### DESCRIPTION OF THE TASK:
Reproduce verbatim the part of the data that opens with the line containing "entry-headword: CUKROWÁNJ, xyxy=(151,1288,306,1312)" and closes with the line containing "dictionary-entry xyxy=(843,1192,1547,1394)", including both of those lines.

### GIVEN RECORDS:
--------------------------------
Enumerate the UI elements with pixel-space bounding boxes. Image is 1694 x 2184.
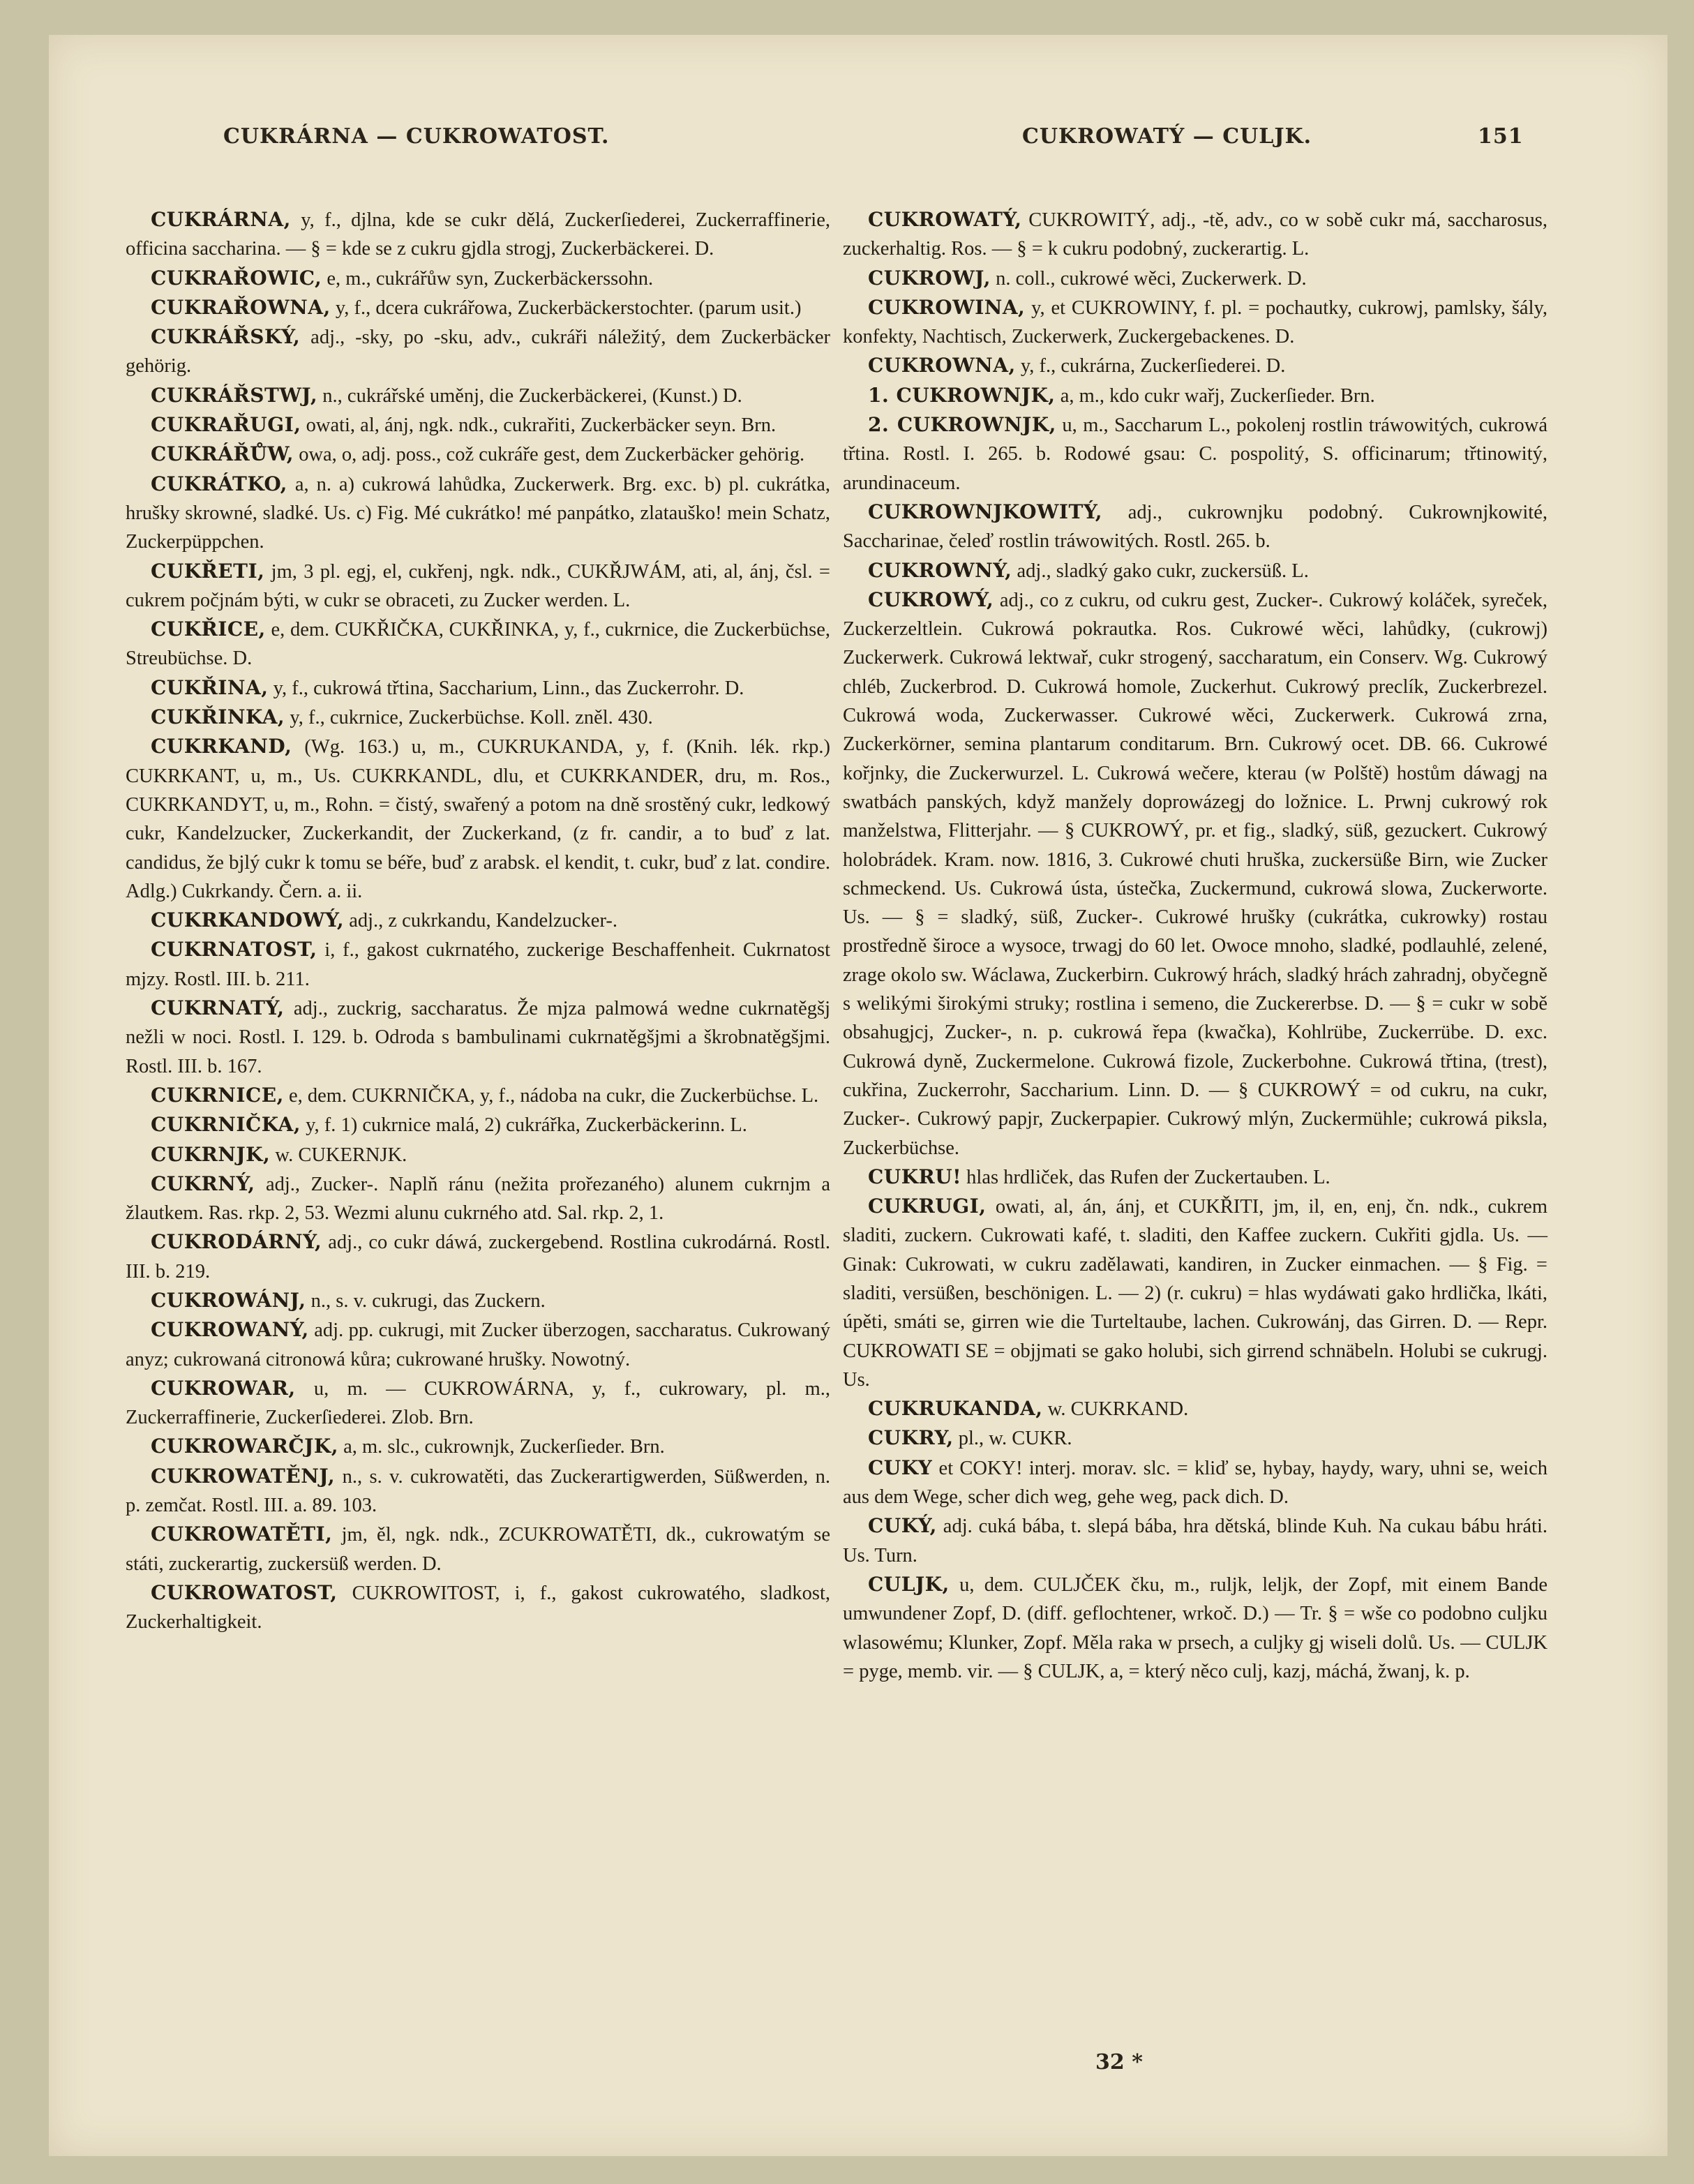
entry-headword: CUKROWÁNJ, xyxy=(151,1288,306,1312)
entry-definition: adj., z cukrkandu, Kandelzucker-. xyxy=(349,910,617,932)
entry-definition: CUKROWITÝ, adj., -tě, adv., co w sobě cukr má, saccharosus, zuckerhaltig. Ros. — § = k cukru podobný, zuckerartig. L. xyxy=(843,209,1547,260)
dictionary-entry xyxy=(843,1192,1547,1394)
entry-definition: jm, ěl, ngk. ndk., ZCUKROWATĚTI, dk., cukrowatým se státi, zuckerartig, zuckersüß werden. D. xyxy=(126,1524,830,1575)
dictionary-entry xyxy=(843,556,1547,585)
signature-mark: 32 * xyxy=(1095,2050,1143,2074)
dictionary-entry xyxy=(126,1520,830,1578)
page-number: 151 xyxy=(1478,124,1524,149)
entry-headword: CUKROWATĚTI, xyxy=(151,1523,333,1546)
entry-headword: CUKŘINA, xyxy=(151,675,269,699)
entry-headword: CUKRNICE, xyxy=(151,1083,284,1107)
entry-definition: w. CUKRKAND. xyxy=(1047,1398,1189,1421)
dictionary-entry xyxy=(843,1511,1547,1570)
entry-definition: et COKY! interj. morav. slc. = kliď se, hybay, haydy, wary, uhni se, weich aus dem Wege, scher dich weg, gehe weg, pack dich. D. xyxy=(843,1457,1548,1509)
entry-headword: CUKROWATĚNJ, xyxy=(151,1464,336,1488)
dictionary-entry xyxy=(126,1578,830,1637)
dictionary-entry xyxy=(126,1462,830,1520)
entry-definition: a, m. slc., cukrownjk, Zuckerſieder. Brn. xyxy=(343,1436,665,1458)
entry-definition: (Wg. 163.) u, m., CUKRUKANDA, y, f. (Knih. lék. rkp.) CUKRKANT, u, m., Us. CUKRKANDL, dlu, et CUKRKANDER, dru, m. Ros., CUKRKANDYT, u, m., Rohn. = čistý, swařený a potom na dně srostěný cukr, ledkowý cukr, Kandelzucker, Zuckerkandit, der Zuckerkand, (z fr. candir, a to buď z lat. candidus, že bjlý cukr k tomu se béře, buď z arabsk. el kendit, t. cukr, buď z lat. condire. Adlg.) Cukrkandy. Čern. a. ii. xyxy=(126,736,830,902)
dictionary-entry xyxy=(843,264,1547,293)
dictionary-entry xyxy=(843,1453,1547,1512)
entry-definition: CUKROWITOST, i, f., gakost cukrowatého, sladkost, Zuckerhaltigkeit. xyxy=(126,1582,831,1633)
dictionary-entry xyxy=(843,1570,1547,1686)
entry-definition: adj., cukrownjku podobný. Cukrownjkowité, Saccharinae, čeleď rostlin tráwowitých. Rostl. 265. b. xyxy=(843,501,1547,553)
entry-definition: u, m. — CUKROWÁRNA, y, f., cukrowary, pl. m., Zuckerraffinerie, Zuckerſiederei. Zlob. Brn. xyxy=(126,1377,831,1429)
dictionary-entry xyxy=(843,1394,1547,1423)
dictionary-entry xyxy=(126,1374,830,1433)
dictionary-entry xyxy=(126,1110,830,1139)
entry-headword: CUKRÁŘSKÝ, xyxy=(151,325,301,349)
entry-headword: 2. CUKROWNJK, xyxy=(868,413,1056,437)
entry-headword: CUKRKAND, xyxy=(151,735,292,758)
dictionary-entry xyxy=(126,381,830,410)
dictionary-entry xyxy=(126,732,830,906)
entry-definition: hlas hrdliček, das Rufen der Zuckertauben. L. xyxy=(966,1166,1331,1188)
dictionary-entry xyxy=(126,1227,830,1286)
entry-definition: e, dem. CUKŘIČKA, CUKŘINKA, y, f., cukrnice, die Zuckerbüchse, Streubüchse. D. xyxy=(126,619,830,670)
entry-headword: CUKROWÝ, xyxy=(868,588,994,611)
entry-definition: y, et CUKROWINY, f. pl. = pochautky, cukrowj, pamlsky, šály, konfekty, Nachtisch, Zuckerwerk, Zuckergebackenes. D. xyxy=(843,297,1548,348)
entry-definition: adj., zuckrig, saccharatus. Že mjza palmowá wedne cukrnatěgšj nežli w noci. Rostl. I. 129. b. Odroda s bambulinami cukrnatěgšjmi a škrobnatěgšjmi. Rostl. III. b. 167. xyxy=(126,998,831,1077)
right-column xyxy=(843,205,1547,1686)
entry-headword: CUKRNIČKA, xyxy=(151,1113,301,1137)
dictionary-entry xyxy=(843,293,1547,352)
entry-definition: u, dem. CULJČEK čku, m., ruljk, leljk, der Zopf, mit einem Bande umwundener Zopf, D. (diff. geflochtener, wrkoč. D.) — Tr. § = wše co podobno culjku wlasowému; Klunker, Zopf. Měla raka w prsech, a culjky gj wiseli dolů. Us. — CULJK = pyge, memb. vir. — § CULJK, a, = který něco culj, kazj, máchá, žwanj, k. p. xyxy=(843,1573,1548,1682)
left-running-head: CUKRÁRNA — CUKROWATOST. xyxy=(223,124,610,149)
entry-definition: e, dem. CUKRNIČKA, y, f., nádoba na cukr, die Zuckerbüchse. L. xyxy=(289,1084,819,1107)
entry-headword: CUKRAŘOWIC, xyxy=(151,266,322,290)
dictionary-entry xyxy=(126,1286,830,1315)
entry-headword: CUKRU! xyxy=(868,1165,962,1188)
entry-definition: jm, 3 pl. egj, el, cukřenj, ngk. ndk., CUKŘJWÁM, ati, al, ánj, čsl. = cukrem počjnám býti, w cukr se obraceti, zu Zucker werden. L. xyxy=(126,560,830,611)
entry-headword: CUKRUGI, xyxy=(868,1195,987,1218)
dictionary-entry xyxy=(126,1081,830,1110)
entry-definition: y, f., dcera cukrářowa, Zuckerbäckerstochter. (parum usit.) xyxy=(335,297,802,319)
entry-headword: CUKRKANDOWÝ, xyxy=(151,908,345,932)
entry-headword: 1. CUKROWNJK, xyxy=(868,383,1056,407)
entry-definition: owa, o, adj. poss., což cukráře gest, dem Zuckerbäcker gehörig. xyxy=(299,444,805,466)
entry-headword: CUKROWARČJK, xyxy=(151,1435,338,1458)
entry-definition: y, f. 1) cukrnice malá, 2) cukrářka, Zuckerbäckerinn. L. xyxy=(306,1114,747,1137)
dictionary-entry xyxy=(126,1315,830,1374)
entry-definition: adj., Zucker-. Naplň ránu (nežita prořezaného) alunem cukrnjm a žlautkem. Ras. rkp. 2, 53. Wezmi alunu cukrného atd. Sal. rkp. 2, 1. xyxy=(126,1173,831,1225)
entry-headword: CUKRÁRNA, xyxy=(151,208,291,231)
entry-definition: adj., sladký gako cukr, zuckersüß. L. xyxy=(1017,560,1309,582)
entry-headword: CUKY xyxy=(868,1456,933,1479)
dictionary-entry xyxy=(843,410,1547,498)
dictionary-entry xyxy=(126,906,830,935)
dictionary-entry xyxy=(126,322,830,381)
entry-definition: adj., co cukr dáwá, zuckergebend. Rostlina cukrodárná. Rostl. III. b. 219. xyxy=(126,1232,830,1282)
entry-headword: CUKRÁŘŮW, xyxy=(151,442,294,466)
dictionary-entry xyxy=(126,264,830,293)
entry-headword: CUKRUKANDA, xyxy=(868,1397,1043,1421)
dictionary-entry xyxy=(126,557,830,615)
dictionary-entry xyxy=(126,673,830,703)
left-column xyxy=(126,205,830,1637)
entry-definition: pl., w. CUKR. xyxy=(958,1428,1072,1450)
dictionary-entry xyxy=(843,498,1547,556)
entry-headword: CUKRÁTKO, xyxy=(151,472,287,495)
dictionary-entry xyxy=(843,351,1547,380)
entry-headword: CUKRNÝ, xyxy=(151,1172,255,1195)
entry-headword: CUKÝ, xyxy=(868,1514,937,1538)
dictionary-entry xyxy=(126,994,830,1081)
dictionary-entry xyxy=(843,1423,1547,1453)
dictionary-entry xyxy=(843,205,1547,264)
entry-headword: CUKROWATÝ, xyxy=(868,208,1022,231)
entry-headword: CUKRAŘUGI, xyxy=(151,413,301,437)
entry-headword: CUKŘICE, xyxy=(151,618,266,641)
dictionary-entry xyxy=(126,615,830,673)
entry-definition: a, m., kdo cukr wařj, Zuckerſieder. Brn. xyxy=(1060,384,1375,407)
entry-definition: adj. pp. cukrugi, mit Zucker überzogen, saccharatus. Cukrowaný anyz; cukrowaná citronowá kůra; cukrowané hrušky. Nowotný. xyxy=(126,1319,831,1370)
entry-headword: CUKROWINA, xyxy=(868,295,1026,319)
entry-headword: CUKRY, xyxy=(868,1426,954,1450)
entry-headword: CUKŘINKA, xyxy=(151,705,285,729)
dictionary-entry xyxy=(126,293,830,322)
dictionary-page xyxy=(49,35,1667,2156)
entry-definition: n., s. v. cukrugi, das Zuckern. xyxy=(310,1289,546,1312)
entry-definition: owati, al, ánj, ngk. ndk., cukrařiti, Zuckerbäcker seyn. Brn. xyxy=(306,414,777,437)
dictionary-entry xyxy=(126,703,830,732)
entry-headword: CUKROWAR, xyxy=(151,1376,296,1400)
entry-definition: adj., -sky, po -sku, adv., cukráři náležitý, dem Zuckerbäcker gehörig. xyxy=(126,327,831,377)
entry-headword: CUKRNJK, xyxy=(151,1142,271,1166)
entry-headword: CUKRNATOST, xyxy=(151,938,317,962)
entry-definition: y, f., cukrnice, Zuckerbüchse. Koll. zněl. 430. xyxy=(290,707,653,729)
entry-definition: adj. cuká bába, t. slepá bába, hra dětská, blinde Kuh. Na cukau bábu hráti. Us. Turn. xyxy=(843,1516,1548,1566)
entry-headword: CUKŘETI, xyxy=(151,559,265,583)
entry-definition: n. coll., cukrowé wěci, Zuckerwerk. D. xyxy=(996,267,1307,290)
entry-definition: u, m., Saccharum L., pokolenj rostlin tráwowitých, cukrowá třtina. Rostl. I. 265. b. Rodowé gsau: C. pospolitý, S. officinarum; třtinowitý, arundinaceum. xyxy=(843,414,1547,494)
entry-headword: CUKRODÁRNÝ, xyxy=(151,1230,322,1254)
entry-headword: CUKRNATÝ, xyxy=(151,996,285,1020)
entry-headword: CUKROWNA, xyxy=(868,354,1016,377)
entry-headword: CUKROWNÝ, xyxy=(868,558,1012,582)
entry-headword: CULJK, xyxy=(868,1572,950,1596)
entry-definition: y, f., cukrowá třtina, Saccharium, Linn., das Zuckerrohr. D. xyxy=(273,677,744,699)
entry-definition: e, m., cukrářůw syn, Zuckerbäckerssohn. xyxy=(327,267,654,290)
entry-headword: CUKRAŘOWNA, xyxy=(151,295,331,319)
right-running-head: CUKROWATÝ — CULJK. xyxy=(1022,124,1312,149)
entry-definition: a, n. a) cukrowá lahůdka, Zuckerwerk. Brg. exc. b) pl. cukrátka, hrušky skrowné, sladké. Us. c) Fig. Mé cukrátko! mé panpátko, zlatauško! mein Schatz, Zuckerpüppchen. xyxy=(126,473,831,553)
dictionary-entry xyxy=(126,1432,830,1461)
entry-definition: owati, al, án, ánj, et CUKŘITI, jm, il, en, enj, čn. ndk., cukrem sladiti, zuckern. Cukrowati kafé, t. sladiti, den Kaffee zuckern. Cukřiti gjdla. Us. — Ginak: Cukrowati, w cukru zadělawati, kandiren, in Zucker einmachen. — § Fig. = sladiti, versüßen, beschönigen. L. — 2) (r. cukru) = hlas wydáwati gako hrdlička, lkáti, úpěti, smáti se, girren wie die Turteltaube, lachen. Cukrowánj, das Girren. D. — Repr. CUKROWATI SE = objjmati se gako holubi, sich girrend schnäbeln. Holubi se cukrugj. Us. xyxy=(843,1196,1548,1391)
dictionary-entry xyxy=(126,1169,830,1228)
dictionary-entry xyxy=(843,381,1547,410)
entry-headword: CUKRÁŘSTWJ, xyxy=(151,383,318,407)
entry-definition: w. CUKERNJK. xyxy=(275,1144,407,1166)
dictionary-entry xyxy=(126,470,830,557)
entry-definition: i, f., gakost cukrnatého, zuckerige Beschaffenheit. Cukrnatost mjzy. Rostl. III. b. 211. xyxy=(126,939,830,990)
entry-definition: y, f., djlna, kde se cukr dělá, Zuckerſiederei, Zuckerraffinerie, officina saccharina. — § = kde se z cukru gjdla strogj, Zuckerbäckerei. D. xyxy=(126,209,831,260)
dictionary-entry xyxy=(843,585,1547,1162)
dictionary-entry xyxy=(843,1162,1547,1192)
dictionary-entry xyxy=(126,1140,830,1169)
dictionary-entry xyxy=(126,410,830,440)
dictionary-entry xyxy=(126,935,830,994)
entry-definition: n., s. v. cukrowatěti, das Zuckerartigwerden, Süßwerden, n. p. zemčat. Rostl. III. a. 89. 103. xyxy=(126,1465,831,1517)
dictionary-entry xyxy=(126,440,830,469)
dictionary-entry xyxy=(126,205,830,264)
entry-definition: n., cukrářské uměnj, die Zuckerbäckerei, (Kunst.) D. xyxy=(322,384,742,407)
entry-definition: adj., co z cukru, od cukru gest, Zucker-. Cukrowý koláček, syreček, Zuckerzeltlein. Cukrowá pokrautka. Ros. Cukrowé wěci, lahůdky, (cukrowj) Zuckerwerk. Cukrowá lektwař, cukr strogený, saccharatum, ein Conserv. Wg. Cukrowý chléb, Zuckerbrod. D. Cukrowá homole, Zuckerhut. Cukrowý preclík, Zuckerbrezel. Cukrowá woda, Zuckerwasser. Cukrowé wěci, Zuckerwerk. Cukrowá zrna, Zuckerkörner, semina plantarum conditarum. Brn. Cukrowý ocet. DB. 66. Cukrowé kořjnky, die Zuckerwurzel. L. Cukrowá wečere, kterau (w Polště) hostům dáwagj na swatbách panských, když manžely doprowázegj do ložnice. L. Prwnj cukrowý rok manželstwa, Flitterjahr. — § CUKROWÝ, pr. et fig., sladký, süß, gezuckert. Cukrowý holobrádek. Kram. now. 1816, 3. Cukrowé chuti hruška, zuckersüße Birn, wie Zucker schmeckend. Us. Cukrowá ústa, ústečka, Zuckermund, cukrowá slowa, Zuckerworte. Us. — § = sladký, süß, Zucker-. Cukrowé hrušky (cukrátka, cukrowky) rostau prostředně široce a wysoce, trwagj do 60 let. Owoce mnoho, sladké, podlauhlé, zelené, zrage okolo sw. Wáclawa, Zuckerbirn. Cukrowý hrách, sladký hrách zahradnj, obyčegně s welikými širokými struky; rostlina i semeno, die Zuckererbse. D. — § = cukr w sobě obsahugjcj, Zucker-, n. p. cukrowá řepa (kwačka), Kohlrübe, Zuckerrübe. D. exc. Cukrowá dyně, Zuckermelone. Cukrowá fizole, Zuckerbohne. Cukrowá třtina, (trest), cukřina, Zuckerrohr, Saccharium. Linn. D. — § CUKROWÝ = od cukru, na cukr, Zucker-. Cukrowý papjr, Zuckerpapier. Cukrowý mlýn, Zuckermühle; cukrowá piksla, Zuckerbüchse. xyxy=(843,589,1548,1159)
entry-headword: CUKROWNJKOWITÝ, xyxy=(868,500,1102,523)
entry-headword: CUKROWATOST, xyxy=(151,1580,338,1604)
entry-headword: CUKROWJ, xyxy=(868,266,991,290)
entry-definition: y, f., cukrárna, Zuckerſiederei. D. xyxy=(1020,355,1286,377)
entry-headword: CUKROWANÝ, xyxy=(151,1318,309,1342)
--------------------------------
### TASK OUTPUT:
entry-headword: CUKROWÁNJ, xyxy=(151,1288,306,1312)
entry-definition: adj., z cukrkandu, Kandelzucker-. xyxy=(349,910,617,932)
entry-definition: CUKROWITÝ, adj., -tě, adv., co w sobě cukr má, saccharosus, zuckerhaltig. Ros. — § = k cukru podobný, zuckerartig. L. xyxy=(843,209,1547,260)
dictionary-entry xyxy=(843,1192,1547,1394)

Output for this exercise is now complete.